What follows is a set of records; restate each one word for word and drop the pictures.

== Records shown ==
↓↓↓
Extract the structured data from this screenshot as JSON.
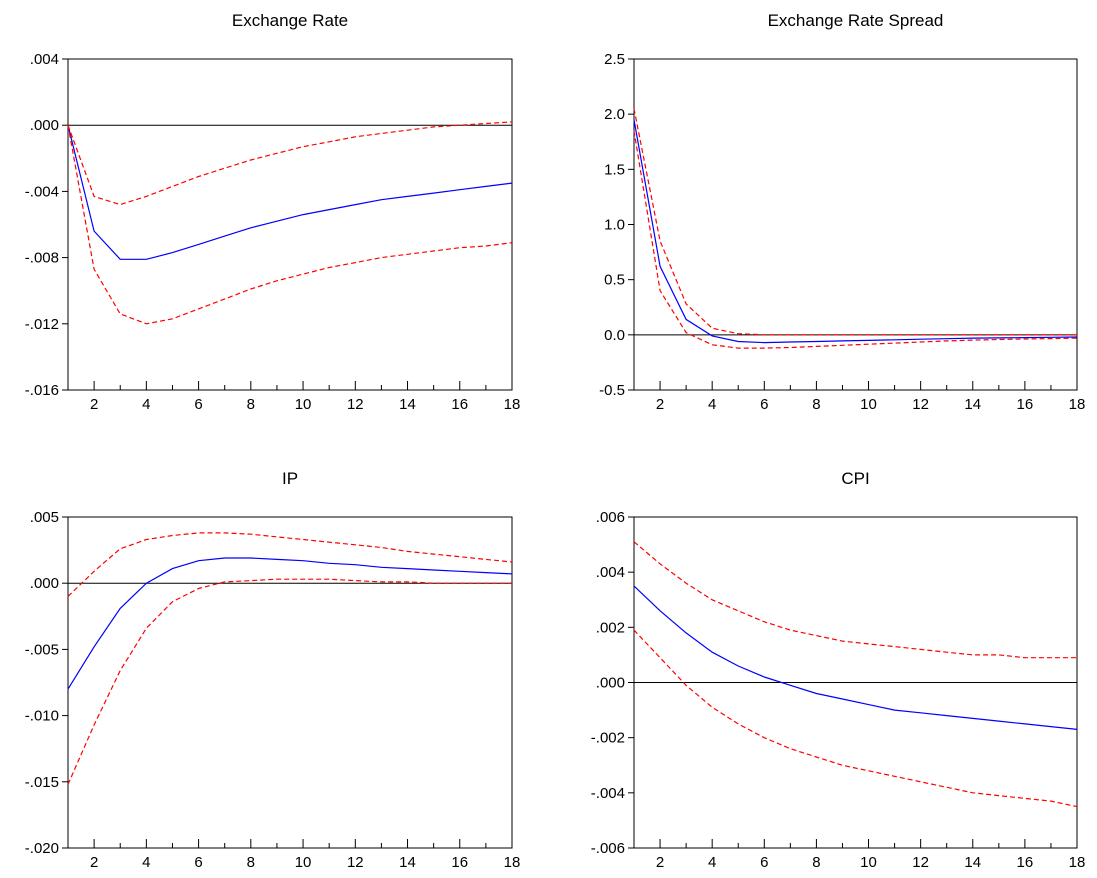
{
  "colors": {
    "response": "#0000ff",
    "bands": "#ff0000",
    "zero_line": "#000000",
    "axes": "#000000",
    "background": "#ffffff"
  },
  "chart_data": [
    {
      "type": "line",
      "title": "Exchange Rate",
      "xlabel": "",
      "ylabel": "",
      "x": [
        1,
        2,
        3,
        4,
        5,
        6,
        7,
        8,
        9,
        10,
        11,
        12,
        13,
        14,
        15,
        16,
        17,
        18
      ],
      "xticks": [
        "2",
        "4",
        "6",
        "8",
        "10",
        "12",
        "14",
        "16",
        "18"
      ],
      "xlim": [
        1,
        18
      ],
      "ylim": [
        -0.016,
        0.004
      ],
      "yticks": [
        ".004",
        ".000",
        "-.004",
        "-.008",
        "-.012",
        "-.016"
      ],
      "zero_line": 0,
      "grid": false,
      "series": [
        {
          "role": "response",
          "style": "solid",
          "values": [
            0.0,
            -0.0064,
            -0.0081,
            -0.0081,
            -0.0077,
            -0.0072,
            -0.0067,
            -0.0062,
            -0.0058,
            -0.0054,
            -0.0051,
            -0.0048,
            -0.0045,
            -0.0043,
            -0.0041,
            -0.0039,
            -0.0037,
            -0.0035
          ]
        },
        {
          "role": "upper",
          "style": "dashed",
          "values": [
            0.0,
            -0.0043,
            -0.0048,
            -0.0043,
            -0.0037,
            -0.0031,
            -0.0026,
            -0.0021,
            -0.0017,
            -0.0013,
            -0.001,
            -0.0007,
            -0.0005,
            -0.0003,
            -0.0001,
            0.0,
            0.0001,
            0.0002
          ]
        },
        {
          "role": "lower",
          "style": "dashed",
          "values": [
            0.0,
            -0.0087,
            -0.0114,
            -0.012,
            -0.0117,
            -0.0111,
            -0.0105,
            -0.0099,
            -0.0094,
            -0.009,
            -0.0086,
            -0.0083,
            -0.008,
            -0.0078,
            -0.0076,
            -0.0074,
            -0.0073,
            -0.0071
          ]
        }
      ]
    },
    {
      "type": "line",
      "title": "Exchange Rate Spread",
      "xlabel": "",
      "ylabel": "",
      "x": [
        1,
        2,
        3,
        4,
        5,
        6,
        7,
        8,
        9,
        10,
        11,
        12,
        13,
        14,
        15,
        16,
        17,
        18
      ],
      "xticks": [
        "2",
        "4",
        "6",
        "8",
        "10",
        "12",
        "14",
        "16",
        "18"
      ],
      "xlim": [
        1,
        18
      ],
      "ylim": [
        -0.5,
        2.5
      ],
      "yticks": [
        "2.5",
        "2.0",
        "1.5",
        "1.0",
        "0.5",
        "0.0",
        "-0.5"
      ],
      "zero_line": 0,
      "grid": false,
      "series": [
        {
          "role": "response",
          "style": "solid",
          "values": [
            1.95,
            0.62,
            0.14,
            -0.01,
            -0.06,
            -0.07,
            -0.065,
            -0.06,
            -0.055,
            -0.05,
            -0.045,
            -0.04,
            -0.035,
            -0.03,
            -0.028,
            -0.025,
            -0.022,
            -0.02
          ]
        },
        {
          "role": "upper",
          "style": "dashed",
          "values": [
            2.05,
            0.85,
            0.28,
            0.06,
            0.01,
            0.0,
            0.0,
            0.0,
            0.0,
            0.0,
            0.0,
            0.0,
            0.0,
            0.0,
            0.0,
            0.0,
            0.0,
            0.0
          ]
        },
        {
          "role": "lower",
          "style": "dashed",
          "values": [
            1.85,
            0.4,
            0.02,
            -0.09,
            -0.12,
            -0.12,
            -0.115,
            -0.105,
            -0.095,
            -0.085,
            -0.075,
            -0.065,
            -0.055,
            -0.048,
            -0.042,
            -0.038,
            -0.034,
            -0.03
          ]
        }
      ]
    },
    {
      "type": "line",
      "title": "IP",
      "xlabel": "",
      "ylabel": "",
      "x": [
        1,
        2,
        3,
        4,
        5,
        6,
        7,
        8,
        9,
        10,
        11,
        12,
        13,
        14,
        15,
        16,
        17,
        18
      ],
      "xticks": [
        "2",
        "4",
        "6",
        "8",
        "10",
        "12",
        "14",
        "16",
        "18"
      ],
      "xlim": [
        1,
        18
      ],
      "ylim": [
        -0.02,
        0.005
      ],
      "yticks": [
        ".005",
        ".000",
        "-.005",
        "-.010",
        "-.015",
        "-.020"
      ],
      "zero_line": 0,
      "grid": false,
      "series": [
        {
          "role": "response",
          "style": "solid",
          "values": [
            -0.008,
            -0.0048,
            -0.0019,
            0.0,
            0.0011,
            0.0017,
            0.0019,
            0.0019,
            0.0018,
            0.0017,
            0.0015,
            0.0014,
            0.0012,
            0.0011,
            0.001,
            0.0009,
            0.0008,
            0.0007
          ]
        },
        {
          "role": "upper",
          "style": "dashed",
          "values": [
            -0.001,
            0.0009,
            0.0026,
            0.0033,
            0.0036,
            0.0038,
            0.0038,
            0.0037,
            0.0035,
            0.0033,
            0.0031,
            0.0029,
            0.0027,
            0.0024,
            0.0022,
            0.002,
            0.0018,
            0.0016
          ]
        },
        {
          "role": "lower",
          "style": "dashed",
          "values": [
            -0.0152,
            -0.0107,
            -0.0066,
            -0.0034,
            -0.0014,
            -0.0004,
            0.0001,
            0.0002,
            0.0003,
            0.0003,
            0.0003,
            0.0002,
            0.0001,
            0.0001,
            0.0,
            0.0,
            0.0,
            0.0
          ]
        }
      ]
    },
    {
      "type": "line",
      "title": "CPI",
      "xlabel": "",
      "ylabel": "",
      "x": [
        1,
        2,
        3,
        4,
        5,
        6,
        7,
        8,
        9,
        10,
        11,
        12,
        13,
        14,
        15,
        16,
        17,
        18
      ],
      "xticks": [
        "2",
        "4",
        "6",
        "8",
        "10",
        "12",
        "14",
        "16",
        "18"
      ],
      "xlim": [
        1,
        18
      ],
      "ylim": [
        -0.006,
        0.006
      ],
      "yticks": [
        ".006",
        ".004",
        ".002",
        ".000",
        "-.002",
        "-.004",
        "-.006"
      ],
      "zero_line": 0,
      "grid": false,
      "series": [
        {
          "role": "response",
          "style": "solid",
          "values": [
            0.0035,
            0.0026,
            0.0018,
            0.0011,
            0.0006,
            0.0002,
            -0.0001,
            -0.0004,
            -0.0006,
            -0.0008,
            -0.001,
            -0.0011,
            -0.0012,
            -0.0013,
            -0.0014,
            -0.0015,
            -0.0016,
            -0.0017
          ]
        },
        {
          "role": "upper",
          "style": "dashed",
          "values": [
            0.0051,
            0.0043,
            0.0036,
            0.003,
            0.0026,
            0.0022,
            0.0019,
            0.0017,
            0.0015,
            0.0014,
            0.0013,
            0.0012,
            0.0011,
            0.001,
            0.001,
            0.0009,
            0.0009,
            0.0009
          ]
        },
        {
          "role": "lower",
          "style": "dashed",
          "values": [
            0.0019,
            0.0009,
            -0.0001,
            -0.0009,
            -0.0015,
            -0.002,
            -0.0024,
            -0.0027,
            -0.003,
            -0.0032,
            -0.0034,
            -0.0036,
            -0.0038,
            -0.004,
            -0.0041,
            -0.0042,
            -0.0043,
            -0.0045
          ]
        }
      ]
    }
  ]
}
↑↑↑
== The output ==
Extract the structured data from this screenshot as JSON.
{
  "colors": {
    "response": "#0000ff",
    "bands": "#ff0000",
    "zero_line": "#000000",
    "axes": "#000000",
    "background": "#ffffff"
  },
  "chart_data": [
    {
      "type": "line",
      "title": "Exchange Rate",
      "xlabel": "",
      "ylabel": "",
      "x": [
        1,
        2,
        3,
        4,
        5,
        6,
        7,
        8,
        9,
        10,
        11,
        12,
        13,
        14,
        15,
        16,
        17,
        18
      ],
      "xticks": [
        "2",
        "4",
        "6",
        "8",
        "10",
        "12",
        "14",
        "16",
        "18"
      ],
      "xlim": [
        1,
        18
      ],
      "ylim": [
        -0.016,
        0.004
      ],
      "yticks": [
        ".004",
        ".000",
        "-.004",
        "-.008",
        "-.012",
        "-.016"
      ],
      "zero_line": 0,
      "grid": false,
      "series": [
        {
          "role": "response",
          "style": "solid",
          "values": [
            0.0,
            -0.0064,
            -0.0081,
            -0.0081,
            -0.0077,
            -0.0072,
            -0.0067,
            -0.0062,
            -0.0058,
            -0.0054,
            -0.0051,
            -0.0048,
            -0.0045,
            -0.0043,
            -0.0041,
            -0.0039,
            -0.0037,
            -0.0035
          ]
        },
        {
          "role": "upper",
          "style": "dashed",
          "values": [
            0.0,
            -0.0043,
            -0.0048,
            -0.0043,
            -0.0037,
            -0.0031,
            -0.0026,
            -0.0021,
            -0.0017,
            -0.0013,
            -0.001,
            -0.0007,
            -0.0005,
            -0.0003,
            -0.0001,
            0.0,
            0.0001,
            0.0002
          ]
        },
        {
          "role": "lower",
          "style": "dashed",
          "values": [
            0.0,
            -0.0087,
            -0.0114,
            -0.012,
            -0.0117,
            -0.0111,
            -0.0105,
            -0.0099,
            -0.0094,
            -0.009,
            -0.0086,
            -0.0083,
            -0.008,
            -0.0078,
            -0.0076,
            -0.0074,
            -0.0073,
            -0.0071
          ]
        }
      ]
    },
    {
      "type": "line",
      "title": "Exchange Rate Spread",
      "xlabel": "",
      "ylabel": "",
      "x": [
        1,
        2,
        3,
        4,
        5,
        6,
        7,
        8,
        9,
        10,
        11,
        12,
        13,
        14,
        15,
        16,
        17,
        18
      ],
      "xticks": [
        "2",
        "4",
        "6",
        "8",
        "10",
        "12",
        "14",
        "16",
        "18"
      ],
      "xlim": [
        1,
        18
      ],
      "ylim": [
        -0.5,
        2.5
      ],
      "yticks": [
        "2.5",
        "2.0",
        "1.5",
        "1.0",
        "0.5",
        "0.0",
        "-0.5"
      ],
      "zero_line": 0,
      "grid": false,
      "series": [
        {
          "role": "response",
          "style": "solid",
          "values": [
            1.95,
            0.62,
            0.14,
            -0.01,
            -0.06,
            -0.07,
            -0.065,
            -0.06,
            -0.055,
            -0.05,
            -0.045,
            -0.04,
            -0.035,
            -0.03,
            -0.028,
            -0.025,
            -0.022,
            -0.02
          ]
        },
        {
          "role": "upper",
          "style": "dashed",
          "values": [
            2.05,
            0.85,
            0.28,
            0.06,
            0.01,
            0.0,
            0.0,
            0.0,
            0.0,
            0.0,
            0.0,
            0.0,
            0.0,
            0.0,
            0.0,
            0.0,
            0.0,
            0.0
          ]
        },
        {
          "role": "lower",
          "style": "dashed",
          "values": [
            1.85,
            0.4,
            0.02,
            -0.09,
            -0.12,
            -0.12,
            -0.115,
            -0.105,
            -0.095,
            -0.085,
            -0.075,
            -0.065,
            -0.055,
            -0.048,
            -0.042,
            -0.038,
            -0.034,
            -0.03
          ]
        }
      ]
    },
    {
      "type": "line",
      "title": "IP",
      "xlabel": "",
      "ylabel": "",
      "x": [
        1,
        2,
        3,
        4,
        5,
        6,
        7,
        8,
        9,
        10,
        11,
        12,
        13,
        14,
        15,
        16,
        17,
        18
      ],
      "xticks": [
        "2",
        "4",
        "6",
        "8",
        "10",
        "12",
        "14",
        "16",
        "18"
      ],
      "xlim": [
        1,
        18
      ],
      "ylim": [
        -0.02,
        0.005
      ],
      "yticks": [
        ".005",
        ".000",
        "-.005",
        "-.010",
        "-.015",
        "-.020"
      ],
      "zero_line": 0,
      "grid": false,
      "series": [
        {
          "role": "response",
          "style": "solid",
          "values": [
            -0.008,
            -0.0048,
            -0.0019,
            0.0,
            0.0011,
            0.0017,
            0.0019,
            0.0019,
            0.0018,
            0.0017,
            0.0015,
            0.0014,
            0.0012,
            0.0011,
            0.001,
            0.0009,
            0.0008,
            0.0007
          ]
        },
        {
          "role": "upper",
          "style": "dashed",
          "values": [
            -0.001,
            0.0009,
            0.0026,
            0.0033,
            0.0036,
            0.0038,
            0.0038,
            0.0037,
            0.0035,
            0.0033,
            0.0031,
            0.0029,
            0.0027,
            0.0024,
            0.0022,
            0.002,
            0.0018,
            0.0016
          ]
        },
        {
          "role": "lower",
          "style": "dashed",
          "values": [
            -0.0152,
            -0.0107,
            -0.0066,
            -0.0034,
            -0.0014,
            -0.0004,
            0.0001,
            0.0002,
            0.0003,
            0.0003,
            0.0003,
            0.0002,
            0.0001,
            0.0001,
            0.0,
            0.0,
            0.0,
            0.0
          ]
        }
      ]
    },
    {
      "type": "line",
      "title": "CPI",
      "xlabel": "",
      "ylabel": "",
      "x": [
        1,
        2,
        3,
        4,
        5,
        6,
        7,
        8,
        9,
        10,
        11,
        12,
        13,
        14,
        15,
        16,
        17,
        18
      ],
      "xticks": [
        "2",
        "4",
        "6",
        "8",
        "10",
        "12",
        "14",
        "16",
        "18"
      ],
      "xlim": [
        1,
        18
      ],
      "ylim": [
        -0.006,
        0.006
      ],
      "yticks": [
        ".006",
        ".004",
        ".002",
        ".000",
        "-.002",
        "-.004",
        "-.006"
      ],
      "zero_line": 0,
      "grid": false,
      "series": [
        {
          "role": "response",
          "style": "solid",
          "values": [
            0.0035,
            0.0026,
            0.0018,
            0.0011,
            0.0006,
            0.0002,
            -0.0001,
            -0.0004,
            -0.0006,
            -0.0008,
            -0.001,
            -0.0011,
            -0.0012,
            -0.0013,
            -0.0014,
            -0.0015,
            -0.0016,
            -0.0017
          ]
        },
        {
          "role": "upper",
          "style": "dashed",
          "values": [
            0.0051,
            0.0043,
            0.0036,
            0.003,
            0.0026,
            0.0022,
            0.0019,
            0.0017,
            0.0015,
            0.0014,
            0.0013,
            0.0012,
            0.0011,
            0.001,
            0.001,
            0.0009,
            0.0009,
            0.0009
          ]
        },
        {
          "role": "lower",
          "style": "dashed",
          "values": [
            0.0019,
            0.0009,
            -0.0001,
            -0.0009,
            -0.0015,
            -0.002,
            -0.0024,
            -0.0027,
            -0.003,
            -0.0032,
            -0.0034,
            -0.0036,
            -0.0038,
            -0.004,
            -0.0041,
            -0.0042,
            -0.0043,
            -0.0045
          ]
        }
      ]
    }
  ]
}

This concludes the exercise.